== DATASET RECORDS ==

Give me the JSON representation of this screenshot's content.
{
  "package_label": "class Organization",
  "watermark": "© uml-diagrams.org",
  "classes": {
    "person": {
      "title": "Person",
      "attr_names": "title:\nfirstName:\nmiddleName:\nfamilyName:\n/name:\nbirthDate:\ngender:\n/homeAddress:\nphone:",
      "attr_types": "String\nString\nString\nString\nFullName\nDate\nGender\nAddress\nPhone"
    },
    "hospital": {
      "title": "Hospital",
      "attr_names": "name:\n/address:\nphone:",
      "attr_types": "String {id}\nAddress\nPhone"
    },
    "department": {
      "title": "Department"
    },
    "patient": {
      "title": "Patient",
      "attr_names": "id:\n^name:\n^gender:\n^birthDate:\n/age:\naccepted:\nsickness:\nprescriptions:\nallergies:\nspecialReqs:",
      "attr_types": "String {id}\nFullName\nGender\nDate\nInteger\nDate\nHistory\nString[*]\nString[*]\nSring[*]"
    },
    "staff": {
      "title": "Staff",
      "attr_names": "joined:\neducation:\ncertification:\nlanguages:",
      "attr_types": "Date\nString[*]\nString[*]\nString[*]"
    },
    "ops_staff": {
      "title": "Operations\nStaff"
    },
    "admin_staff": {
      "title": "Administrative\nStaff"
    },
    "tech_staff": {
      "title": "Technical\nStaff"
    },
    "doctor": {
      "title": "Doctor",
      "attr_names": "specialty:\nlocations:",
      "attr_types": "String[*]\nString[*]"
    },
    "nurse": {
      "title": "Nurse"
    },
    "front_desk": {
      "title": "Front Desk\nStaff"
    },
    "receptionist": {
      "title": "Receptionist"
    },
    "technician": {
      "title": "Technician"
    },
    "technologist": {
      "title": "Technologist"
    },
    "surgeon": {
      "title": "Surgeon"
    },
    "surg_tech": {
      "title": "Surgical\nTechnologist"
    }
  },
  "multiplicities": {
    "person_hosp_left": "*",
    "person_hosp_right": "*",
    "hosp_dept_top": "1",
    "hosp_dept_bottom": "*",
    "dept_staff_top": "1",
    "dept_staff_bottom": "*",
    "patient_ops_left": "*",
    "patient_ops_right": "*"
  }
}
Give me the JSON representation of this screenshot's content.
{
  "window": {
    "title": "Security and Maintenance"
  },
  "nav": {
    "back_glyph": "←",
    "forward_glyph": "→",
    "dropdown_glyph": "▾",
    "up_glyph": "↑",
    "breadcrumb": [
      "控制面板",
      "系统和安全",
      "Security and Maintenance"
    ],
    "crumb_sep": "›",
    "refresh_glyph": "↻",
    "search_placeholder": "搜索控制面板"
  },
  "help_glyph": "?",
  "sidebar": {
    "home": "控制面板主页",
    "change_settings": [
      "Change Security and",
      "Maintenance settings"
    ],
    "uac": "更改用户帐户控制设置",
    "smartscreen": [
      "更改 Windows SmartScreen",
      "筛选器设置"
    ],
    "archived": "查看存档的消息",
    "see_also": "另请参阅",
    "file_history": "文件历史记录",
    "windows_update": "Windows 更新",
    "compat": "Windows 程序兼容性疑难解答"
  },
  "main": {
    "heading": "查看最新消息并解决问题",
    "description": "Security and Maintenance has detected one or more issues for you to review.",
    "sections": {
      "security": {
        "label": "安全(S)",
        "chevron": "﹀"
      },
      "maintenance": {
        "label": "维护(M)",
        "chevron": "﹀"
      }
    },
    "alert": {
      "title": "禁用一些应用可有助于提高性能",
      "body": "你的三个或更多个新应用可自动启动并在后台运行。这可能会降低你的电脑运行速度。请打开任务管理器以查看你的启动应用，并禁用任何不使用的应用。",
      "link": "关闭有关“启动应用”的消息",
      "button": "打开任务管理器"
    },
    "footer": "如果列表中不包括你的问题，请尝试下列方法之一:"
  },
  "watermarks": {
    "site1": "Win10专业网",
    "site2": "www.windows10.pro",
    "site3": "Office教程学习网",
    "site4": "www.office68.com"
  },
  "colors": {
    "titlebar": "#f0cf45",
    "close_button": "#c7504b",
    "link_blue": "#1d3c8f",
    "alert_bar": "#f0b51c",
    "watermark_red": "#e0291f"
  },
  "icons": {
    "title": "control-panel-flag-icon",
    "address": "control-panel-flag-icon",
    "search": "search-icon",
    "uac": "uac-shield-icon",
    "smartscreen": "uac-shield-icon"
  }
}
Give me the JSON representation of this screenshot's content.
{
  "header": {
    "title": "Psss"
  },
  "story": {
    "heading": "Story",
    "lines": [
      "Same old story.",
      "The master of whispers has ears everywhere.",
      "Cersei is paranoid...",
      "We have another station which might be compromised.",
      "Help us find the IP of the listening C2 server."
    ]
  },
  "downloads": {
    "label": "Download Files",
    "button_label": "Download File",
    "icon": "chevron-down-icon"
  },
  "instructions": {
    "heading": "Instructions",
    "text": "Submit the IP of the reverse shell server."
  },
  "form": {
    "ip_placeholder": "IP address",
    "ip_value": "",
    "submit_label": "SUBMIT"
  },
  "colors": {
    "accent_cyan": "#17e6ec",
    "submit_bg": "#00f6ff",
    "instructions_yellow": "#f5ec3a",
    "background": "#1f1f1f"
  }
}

===

CHALLENGE: How many lines in the records above hold the word "panel"? Give only the number.

WRITTEN SOLUTION: 2